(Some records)
········
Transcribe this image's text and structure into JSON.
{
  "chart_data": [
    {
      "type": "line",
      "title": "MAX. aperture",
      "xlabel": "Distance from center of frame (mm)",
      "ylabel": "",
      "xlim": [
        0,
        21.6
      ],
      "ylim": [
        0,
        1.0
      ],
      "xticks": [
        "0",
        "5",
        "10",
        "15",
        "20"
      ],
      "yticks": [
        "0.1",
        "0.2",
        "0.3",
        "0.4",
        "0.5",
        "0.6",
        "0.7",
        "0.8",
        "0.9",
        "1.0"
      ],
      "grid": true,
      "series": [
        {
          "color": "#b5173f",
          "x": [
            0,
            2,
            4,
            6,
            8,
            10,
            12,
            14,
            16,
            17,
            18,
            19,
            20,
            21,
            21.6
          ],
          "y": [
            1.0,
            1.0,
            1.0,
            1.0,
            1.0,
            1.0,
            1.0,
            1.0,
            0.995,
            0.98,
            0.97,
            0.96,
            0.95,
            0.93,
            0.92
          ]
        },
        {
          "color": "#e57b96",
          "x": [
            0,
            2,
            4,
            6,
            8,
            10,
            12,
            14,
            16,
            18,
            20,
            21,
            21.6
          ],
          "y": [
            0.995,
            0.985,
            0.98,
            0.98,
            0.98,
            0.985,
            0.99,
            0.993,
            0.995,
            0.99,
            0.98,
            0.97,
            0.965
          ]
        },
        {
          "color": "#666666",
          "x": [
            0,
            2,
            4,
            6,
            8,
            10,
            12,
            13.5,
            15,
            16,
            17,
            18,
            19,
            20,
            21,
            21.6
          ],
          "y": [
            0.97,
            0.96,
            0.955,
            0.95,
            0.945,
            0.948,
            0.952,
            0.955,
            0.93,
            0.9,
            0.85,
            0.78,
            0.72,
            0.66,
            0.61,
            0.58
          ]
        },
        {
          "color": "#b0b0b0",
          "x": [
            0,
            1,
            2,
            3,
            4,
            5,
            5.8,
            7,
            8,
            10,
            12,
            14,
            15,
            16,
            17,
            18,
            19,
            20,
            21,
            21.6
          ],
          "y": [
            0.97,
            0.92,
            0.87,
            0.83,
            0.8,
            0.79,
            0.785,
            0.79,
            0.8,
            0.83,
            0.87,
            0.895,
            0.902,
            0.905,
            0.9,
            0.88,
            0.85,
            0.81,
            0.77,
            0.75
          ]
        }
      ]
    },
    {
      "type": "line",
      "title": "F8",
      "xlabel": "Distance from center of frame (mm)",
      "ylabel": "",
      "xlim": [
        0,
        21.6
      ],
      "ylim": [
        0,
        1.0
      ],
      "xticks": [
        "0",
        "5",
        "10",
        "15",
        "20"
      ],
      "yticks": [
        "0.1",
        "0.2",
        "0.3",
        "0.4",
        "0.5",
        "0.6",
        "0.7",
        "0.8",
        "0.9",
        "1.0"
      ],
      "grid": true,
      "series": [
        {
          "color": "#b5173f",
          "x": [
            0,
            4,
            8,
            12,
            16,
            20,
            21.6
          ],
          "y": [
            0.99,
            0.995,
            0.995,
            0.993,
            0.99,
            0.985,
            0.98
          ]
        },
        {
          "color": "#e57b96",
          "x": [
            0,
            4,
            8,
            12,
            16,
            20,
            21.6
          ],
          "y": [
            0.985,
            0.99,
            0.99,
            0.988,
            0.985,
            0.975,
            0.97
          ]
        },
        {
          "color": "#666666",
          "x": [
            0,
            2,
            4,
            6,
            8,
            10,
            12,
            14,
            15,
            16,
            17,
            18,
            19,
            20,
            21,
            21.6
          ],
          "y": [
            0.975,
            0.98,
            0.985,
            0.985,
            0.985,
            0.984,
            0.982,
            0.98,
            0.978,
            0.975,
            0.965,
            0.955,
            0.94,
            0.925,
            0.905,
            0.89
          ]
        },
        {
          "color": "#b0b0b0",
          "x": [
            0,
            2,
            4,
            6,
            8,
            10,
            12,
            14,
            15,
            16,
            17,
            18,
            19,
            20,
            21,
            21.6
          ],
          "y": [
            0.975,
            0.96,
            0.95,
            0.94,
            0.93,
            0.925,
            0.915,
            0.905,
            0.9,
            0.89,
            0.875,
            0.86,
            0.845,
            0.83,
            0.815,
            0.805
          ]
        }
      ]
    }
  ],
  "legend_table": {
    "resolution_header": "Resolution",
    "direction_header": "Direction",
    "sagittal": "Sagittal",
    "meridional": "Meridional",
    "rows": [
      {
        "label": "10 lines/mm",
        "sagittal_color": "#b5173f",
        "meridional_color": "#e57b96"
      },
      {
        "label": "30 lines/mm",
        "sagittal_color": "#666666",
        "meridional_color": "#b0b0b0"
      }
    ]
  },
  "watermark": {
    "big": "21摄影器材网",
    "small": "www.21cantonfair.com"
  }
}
········
◆ THE TASK
Write out all of the records above exactly as they appear.

◆ WRITTEN ANSWER
Transcribe this image's text and structure into JSON.
{
  "chart_data": [
    {
      "type": "line",
      "title": "MAX. aperture",
      "xlabel": "Distance from center of frame (mm)",
      "ylabel": "",
      "xlim": [
        0,
        21.6
      ],
      "ylim": [
        0,
        1.0
      ],
      "xticks": [
        "0",
        "5",
        "10",
        "15",
        "20"
      ],
      "yticks": [
        "0.1",
        "0.2",
        "0.3",
        "0.4",
        "0.5",
        "0.6",
        "0.7",
        "0.8",
        "0.9",
        "1.0"
      ],
      "grid": true,
      "series": [
        {
          "color": "#b5173f",
          "x": [
            0,
            2,
            4,
            6,
            8,
            10,
            12,
            14,
            16,
            17,
            18,
            19,
            20,
            21,
            21.6
          ],
          "y": [
            1.0,
            1.0,
            1.0,
            1.0,
            1.0,
            1.0,
            1.0,
            1.0,
            0.995,
            0.98,
            0.97,
            0.96,
            0.95,
            0.93,
            0.92
          ]
        },
        {
          "color": "#e57b96",
          "x": [
            0,
            2,
            4,
            6,
            8,
            10,
            12,
            14,
            16,
            18,
            20,
            21,
            21.6
          ],
          "y": [
            0.995,
            0.985,
            0.98,
            0.98,
            0.98,
            0.985,
            0.99,
            0.993,
            0.995,
            0.99,
            0.98,
            0.97,
            0.965
          ]
        },
        {
          "color": "#666666",
          "x": [
            0,
            2,
            4,
            6,
            8,
            10,
            12,
            13.5,
            15,
            16,
            17,
            18,
            19,
            20,
            21,
            21.6
          ],
          "y": [
            0.97,
            0.96,
            0.955,
            0.95,
            0.945,
            0.948,
            0.952,
            0.955,
            0.93,
            0.9,
            0.85,
            0.78,
            0.72,
            0.66,
            0.61,
            0.58
          ]
        },
        {
          "color": "#b0b0b0",
          "x": [
            0,
            1,
            2,
            3,
            4,
            5,
            5.8,
            7,
            8,
            10,
            12,
            14,
            15,
            16,
            17,
            18,
            19,
            20,
            21,
            21.6
          ],
          "y": [
            0.97,
            0.92,
            0.87,
            0.83,
            0.8,
            0.79,
            0.785,
            0.79,
            0.8,
            0.83,
            0.87,
            0.895,
            0.902,
            0.905,
            0.9,
            0.88,
            0.85,
            0.81,
            0.77,
            0.75
          ]
        }
      ]
    },
    {
      "type": "line",
      "title": "F8",
      "xlabel": "Distance from center of frame (mm)",
      "ylabel": "",
      "xlim": [
        0,
        21.6
      ],
      "ylim": [
        0,
        1.0
      ],
      "xticks": [
        "0",
        "5",
        "10",
        "15",
        "20"
      ],
      "yticks": [
        "0.1",
        "0.2",
        "0.3",
        "0.4",
        "0.5",
        "0.6",
        "0.7",
        "0.8",
        "0.9",
        "1.0"
      ],
      "grid": true,
      "series": [
        {
          "color": "#b5173f",
          "x": [
            0,
            4,
            8,
            12,
            16,
            20,
            21.6
          ],
          "y": [
            0.99,
            0.995,
            0.995,
            0.993,
            0.99,
            0.985,
            0.98
          ]
        },
        {
          "color": "#e57b96",
          "x": [
            0,
            4,
            8,
            12,
            16,
            20,
            21.6
          ],
          "y": [
            0.985,
            0.99,
            0.99,
            0.988,
            0.985,
            0.975,
            0.97
          ]
        },
        {
          "color": "#666666",
          "x": [
            0,
            2,
            4,
            6,
            8,
            10,
            12,
            14,
            15,
            16,
            17,
            18,
            19,
            20,
            21,
            21.6
          ],
          "y": [
            0.975,
            0.98,
            0.985,
            0.985,
            0.985,
            0.984,
            0.982,
            0.98,
            0.978,
            0.975,
            0.965,
            0.955,
            0.94,
            0.925,
            0.905,
            0.89
          ]
        },
        {
          "color": "#b0b0b0",
          "x": [
            0,
            2,
            4,
            6,
            8,
            10,
            12,
            14,
            15,
            16,
            17,
            18,
            19,
            20,
            21,
            21.6
          ],
          "y": [
            0.975,
            0.96,
            0.95,
            0.94,
            0.93,
            0.925,
            0.915,
            0.905,
            0.9,
            0.89,
            0.875,
            0.86,
            0.845,
            0.83,
            0.815,
            0.805
          ]
        }
      ]
    }
  ],
  "legend_table": {
    "resolution_header": "Resolution",
    "direction_header": "Direction",
    "sagittal": "Sagittal",
    "meridional": "Meridional",
    "rows": [
      {
        "label": "10 lines/mm",
        "sagittal_color": "#b5173f",
        "meridional_color": "#e57b96"
      },
      {
        "label": "30 lines/mm",
        "sagittal_color": "#666666",
        "meridional_color": "#b0b0b0"
      }
    ]
  },
  "watermark": {
    "big": "21摄影器材网",
    "small": "www.21cantonfair.com"
  }
}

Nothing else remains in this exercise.